(Extracted data entries)
=====
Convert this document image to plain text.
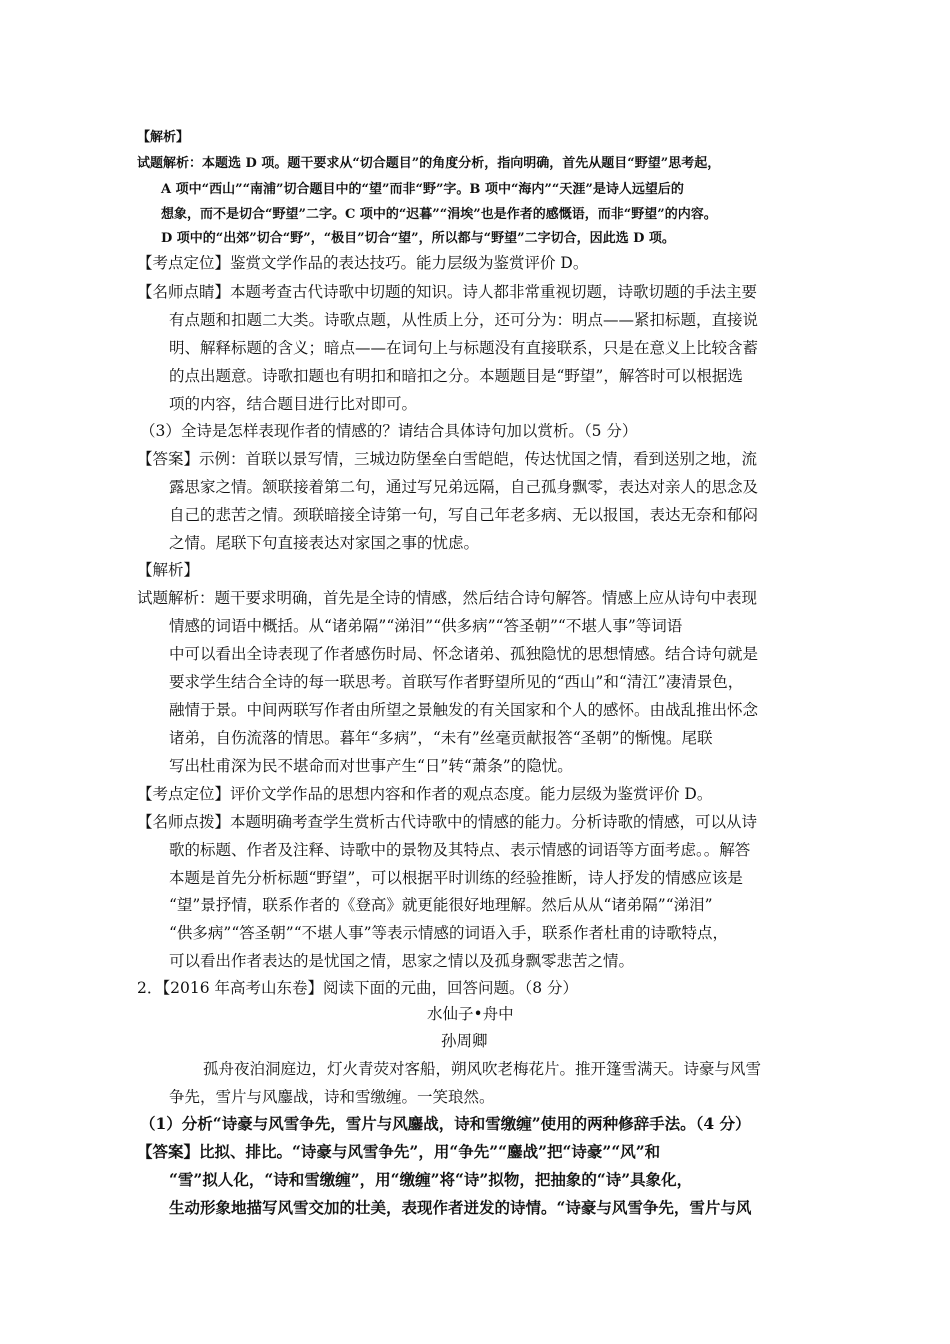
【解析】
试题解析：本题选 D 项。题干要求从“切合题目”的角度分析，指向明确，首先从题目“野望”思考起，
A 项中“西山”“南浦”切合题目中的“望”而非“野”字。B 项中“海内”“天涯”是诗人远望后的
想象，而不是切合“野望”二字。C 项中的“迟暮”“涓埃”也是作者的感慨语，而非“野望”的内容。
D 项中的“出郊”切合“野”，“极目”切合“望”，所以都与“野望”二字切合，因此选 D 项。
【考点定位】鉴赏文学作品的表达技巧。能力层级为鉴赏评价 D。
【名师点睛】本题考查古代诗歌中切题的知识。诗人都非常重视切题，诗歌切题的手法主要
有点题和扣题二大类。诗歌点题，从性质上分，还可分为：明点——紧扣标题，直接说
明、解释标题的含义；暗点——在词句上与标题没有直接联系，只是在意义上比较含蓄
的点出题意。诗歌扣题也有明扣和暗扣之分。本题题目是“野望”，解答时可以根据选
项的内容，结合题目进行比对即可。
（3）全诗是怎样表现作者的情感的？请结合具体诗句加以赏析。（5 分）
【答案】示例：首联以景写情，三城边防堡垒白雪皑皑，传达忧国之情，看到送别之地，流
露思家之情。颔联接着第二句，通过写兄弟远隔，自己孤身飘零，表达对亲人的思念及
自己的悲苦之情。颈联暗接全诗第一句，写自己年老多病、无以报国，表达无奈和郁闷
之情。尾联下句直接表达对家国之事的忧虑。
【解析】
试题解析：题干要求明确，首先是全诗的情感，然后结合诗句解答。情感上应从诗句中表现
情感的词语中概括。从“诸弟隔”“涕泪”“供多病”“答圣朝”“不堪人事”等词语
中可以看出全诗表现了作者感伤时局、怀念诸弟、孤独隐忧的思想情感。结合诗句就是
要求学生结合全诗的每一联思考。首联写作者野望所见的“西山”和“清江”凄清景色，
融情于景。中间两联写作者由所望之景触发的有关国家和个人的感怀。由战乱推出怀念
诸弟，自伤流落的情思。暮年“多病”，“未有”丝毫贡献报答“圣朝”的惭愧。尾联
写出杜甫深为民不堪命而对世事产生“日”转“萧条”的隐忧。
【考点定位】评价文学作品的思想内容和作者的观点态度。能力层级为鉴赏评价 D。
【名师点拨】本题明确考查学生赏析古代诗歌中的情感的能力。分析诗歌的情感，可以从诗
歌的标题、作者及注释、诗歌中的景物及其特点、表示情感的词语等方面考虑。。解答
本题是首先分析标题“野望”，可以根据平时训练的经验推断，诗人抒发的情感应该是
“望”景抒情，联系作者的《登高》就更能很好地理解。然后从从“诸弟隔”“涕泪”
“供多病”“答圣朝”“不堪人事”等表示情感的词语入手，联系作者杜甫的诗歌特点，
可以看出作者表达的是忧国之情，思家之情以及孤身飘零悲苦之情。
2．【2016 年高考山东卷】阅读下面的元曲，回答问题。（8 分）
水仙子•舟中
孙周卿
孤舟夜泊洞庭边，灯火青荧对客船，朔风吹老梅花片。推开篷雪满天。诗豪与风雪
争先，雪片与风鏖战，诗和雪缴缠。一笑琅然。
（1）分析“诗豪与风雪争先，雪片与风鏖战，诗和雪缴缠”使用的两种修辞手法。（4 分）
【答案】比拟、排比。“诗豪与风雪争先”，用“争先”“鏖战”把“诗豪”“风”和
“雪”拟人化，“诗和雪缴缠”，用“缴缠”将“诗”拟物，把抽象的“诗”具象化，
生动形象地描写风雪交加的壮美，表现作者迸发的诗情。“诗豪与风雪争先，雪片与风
=====
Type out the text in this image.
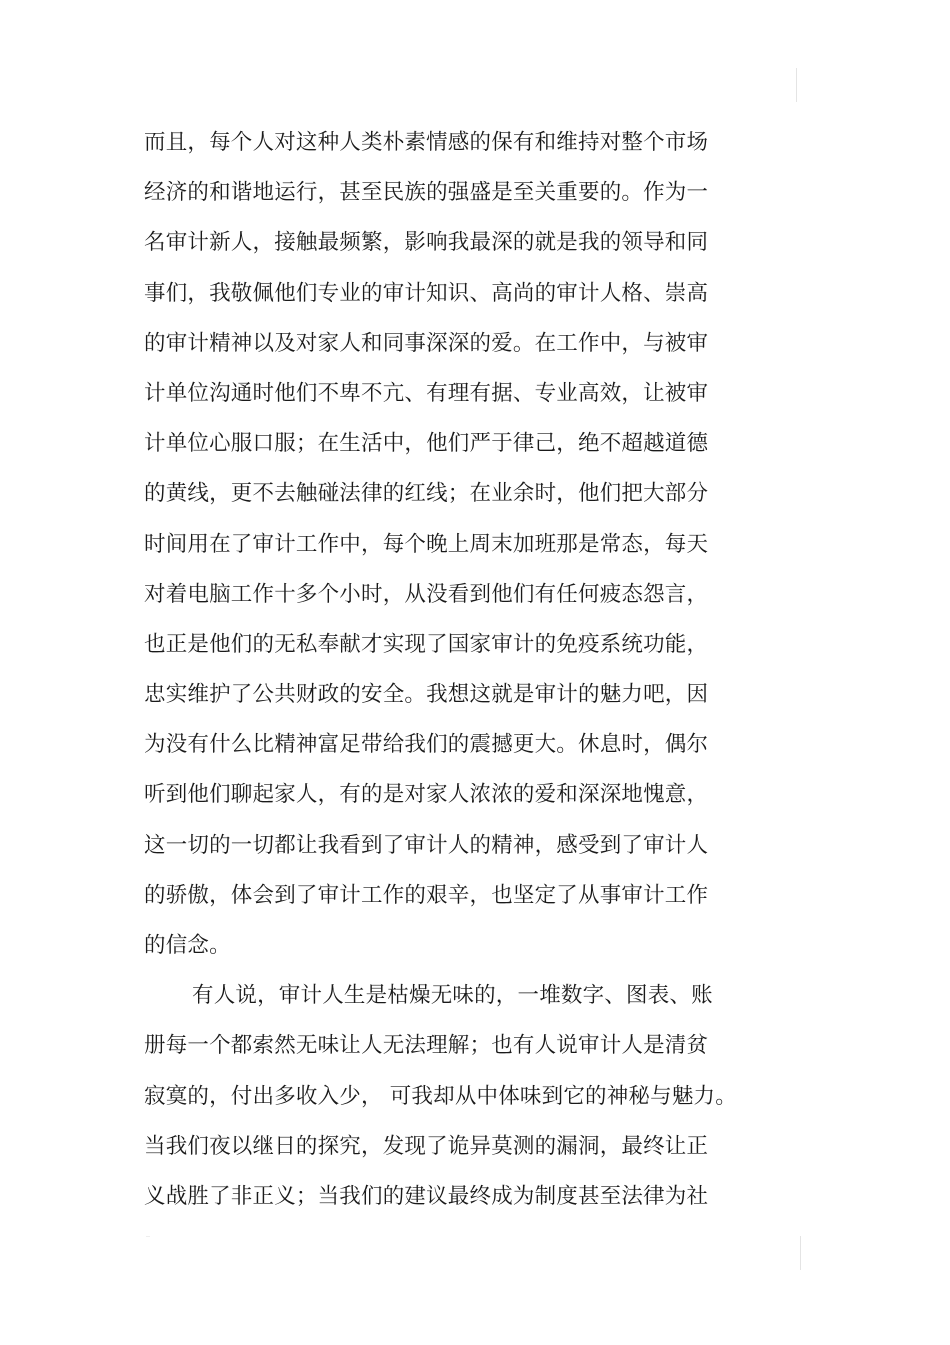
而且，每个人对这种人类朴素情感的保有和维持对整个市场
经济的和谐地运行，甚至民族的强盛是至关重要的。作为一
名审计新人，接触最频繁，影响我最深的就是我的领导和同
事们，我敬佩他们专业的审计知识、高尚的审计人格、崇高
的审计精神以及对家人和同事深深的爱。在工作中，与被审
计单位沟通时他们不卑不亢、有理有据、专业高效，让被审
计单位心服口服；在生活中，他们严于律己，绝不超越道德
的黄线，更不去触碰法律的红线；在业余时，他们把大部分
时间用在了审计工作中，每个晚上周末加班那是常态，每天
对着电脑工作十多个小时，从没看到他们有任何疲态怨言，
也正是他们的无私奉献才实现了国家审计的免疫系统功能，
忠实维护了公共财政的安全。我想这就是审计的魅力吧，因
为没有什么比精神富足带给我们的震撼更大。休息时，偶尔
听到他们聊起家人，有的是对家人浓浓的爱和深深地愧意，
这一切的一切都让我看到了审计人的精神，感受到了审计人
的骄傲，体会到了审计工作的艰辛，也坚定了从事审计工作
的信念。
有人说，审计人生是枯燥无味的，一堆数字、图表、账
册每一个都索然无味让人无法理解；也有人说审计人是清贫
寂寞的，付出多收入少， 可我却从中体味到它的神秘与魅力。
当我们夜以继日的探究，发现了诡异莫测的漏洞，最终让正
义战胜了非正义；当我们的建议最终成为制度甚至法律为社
=====
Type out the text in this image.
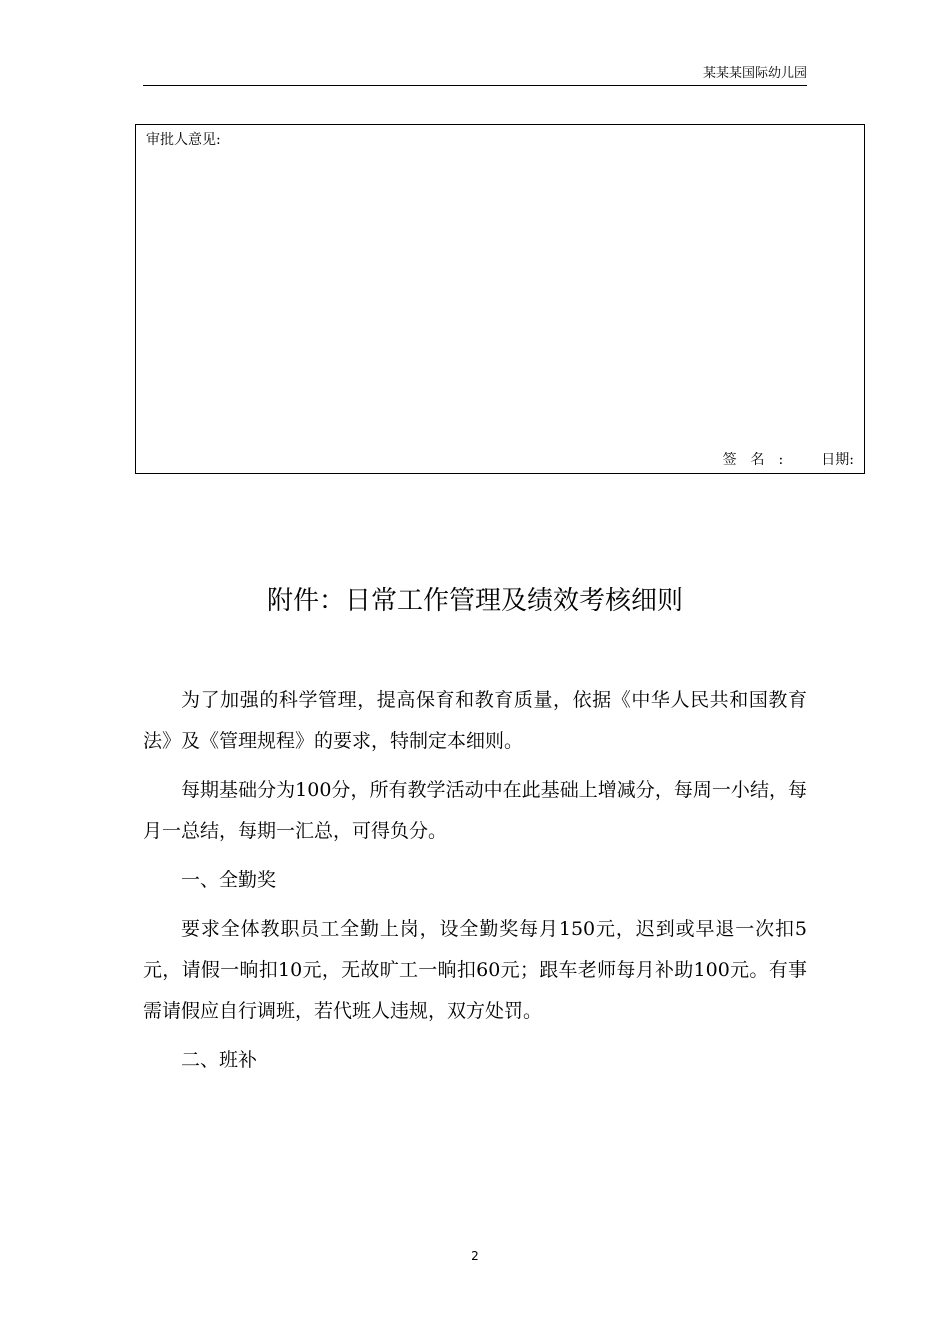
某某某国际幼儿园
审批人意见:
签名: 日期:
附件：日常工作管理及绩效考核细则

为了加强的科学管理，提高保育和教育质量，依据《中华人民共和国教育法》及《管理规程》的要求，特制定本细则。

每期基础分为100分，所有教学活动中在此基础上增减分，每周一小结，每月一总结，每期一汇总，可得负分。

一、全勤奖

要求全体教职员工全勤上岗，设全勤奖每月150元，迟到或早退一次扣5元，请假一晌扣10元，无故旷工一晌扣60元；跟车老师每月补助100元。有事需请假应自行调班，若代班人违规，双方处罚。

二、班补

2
=====
**CHALLENGE**
Find each line with the string "雪片与风鏖战" and copy it out.

**TASK ANSWER**
争先，雪片与风鏖战，诗和雪缴缠。一笑琅然。
（1）分析“诗豪与风雪争先，雪片与风鏖战，诗和雪缴缠”使用的两种修辞手法。（4 分）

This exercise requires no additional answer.